Work to complete ->
Output each line of the material exactly as it stands.

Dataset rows
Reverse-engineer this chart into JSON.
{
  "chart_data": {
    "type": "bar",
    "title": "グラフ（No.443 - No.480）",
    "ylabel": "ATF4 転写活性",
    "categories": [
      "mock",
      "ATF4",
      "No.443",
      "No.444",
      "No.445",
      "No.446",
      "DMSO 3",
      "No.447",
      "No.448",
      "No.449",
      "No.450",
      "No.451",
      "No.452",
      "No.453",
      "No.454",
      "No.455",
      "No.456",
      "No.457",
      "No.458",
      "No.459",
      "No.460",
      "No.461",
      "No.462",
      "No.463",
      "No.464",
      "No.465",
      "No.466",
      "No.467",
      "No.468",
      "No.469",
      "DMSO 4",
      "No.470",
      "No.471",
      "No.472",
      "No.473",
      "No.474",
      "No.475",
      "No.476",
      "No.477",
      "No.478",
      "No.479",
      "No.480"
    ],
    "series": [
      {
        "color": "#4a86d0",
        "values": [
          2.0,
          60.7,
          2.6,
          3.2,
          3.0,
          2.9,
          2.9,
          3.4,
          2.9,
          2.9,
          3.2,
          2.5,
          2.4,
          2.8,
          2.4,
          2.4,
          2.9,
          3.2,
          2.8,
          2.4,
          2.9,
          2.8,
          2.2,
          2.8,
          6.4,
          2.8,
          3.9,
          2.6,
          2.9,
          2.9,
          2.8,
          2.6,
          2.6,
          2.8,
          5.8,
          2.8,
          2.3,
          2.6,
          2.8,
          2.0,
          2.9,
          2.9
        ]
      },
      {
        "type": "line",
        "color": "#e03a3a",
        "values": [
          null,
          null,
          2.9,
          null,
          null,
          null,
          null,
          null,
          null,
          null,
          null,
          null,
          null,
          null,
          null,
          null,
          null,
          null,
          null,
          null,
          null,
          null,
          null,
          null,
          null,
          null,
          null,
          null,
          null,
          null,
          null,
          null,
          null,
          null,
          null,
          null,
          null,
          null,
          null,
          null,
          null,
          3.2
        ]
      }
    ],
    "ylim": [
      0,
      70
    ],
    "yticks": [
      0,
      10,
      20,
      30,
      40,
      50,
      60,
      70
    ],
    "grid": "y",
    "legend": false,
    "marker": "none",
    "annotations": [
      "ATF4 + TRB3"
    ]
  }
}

Answer to this exercise ->
Reverse-engineer this chart into JSON.
{
  "chart_data": {
    "type": "bar",
    "title": "グラフ（No.443 - No.480）",
    "ylabel": "ATF4 転写活性",
    "categories": [
      "mock",
      "ATF4",
      "No.443",
      "No.444",
      "No.445",
      "No.446",
      "DMSO 3",
      "No.447",
      "No.448",
      "No.449",
      "No.450",
      "No.451",
      "No.452",
      "No.453",
      "No.454",
      "No.455",
      "No.456",
      "No.457",
      "No.458",
      "No.459",
      "No.460",
      "No.461",
      "No.462",
      "No.463",
      "No.464",
      "No.465",
      "No.466",
      "No.467",
      "No.468",
      "No.469",
      "DMSO 4",
      "No.470",
      "No.471",
      "No.472",
      "No.473",
      "No.474",
      "No.475",
      "No.476",
      "No.477",
      "No.478",
      "No.479",
      "No.480"
    ],
    "series": [
      {
        "color": "#4a86d0",
        "values": [
          2.0,
          60.7,
          2.6,
          3.2,
          3.0,
          2.9,
          2.9,
          3.4,
          2.9,
          2.9,
          3.2,
          2.5,
          2.4,
          2.8,
          2.4,
          2.4,
          2.9,
          3.2,
          2.8,
          2.4,
          2.9,
          2.8,
          2.2,
          2.8,
          6.4,
          2.8,
          3.9,
          2.6,
          2.9,
          2.9,
          2.8,
          2.6,
          2.6,
          2.8,
          5.8,
          2.8,
          2.3,
          2.6,
          2.8,
          2.0,
          2.9,
          2.9
        ]
      },
      {
        "type": "line",
        "color": "#e03a3a",
        "values": [
          null,
          null,
          2.9,
          null,
          null,
          null,
          null,
          null,
          null,
          null,
          null,
          null,
          null,
          null,
          null,
          null,
          null,
          null,
          null,
          null,
          null,
          null,
          null,
          null,
          null,
          null,
          null,
          null,
          null,
          null,
          null,
          null,
          null,
          null,
          null,
          null,
          null,
          null,
          null,
          null,
          null,
          3.2
        ]
      }
    ],
    "ylim": [
      0,
      70
    ],
    "yticks": [
      0,
      10,
      20,
      30,
      40,
      50,
      60,
      70
    ],
    "grid": "y",
    "legend": false,
    "marker": "none",
    "annotations": [
      "ATF4 + TRB3"
    ]
  }
}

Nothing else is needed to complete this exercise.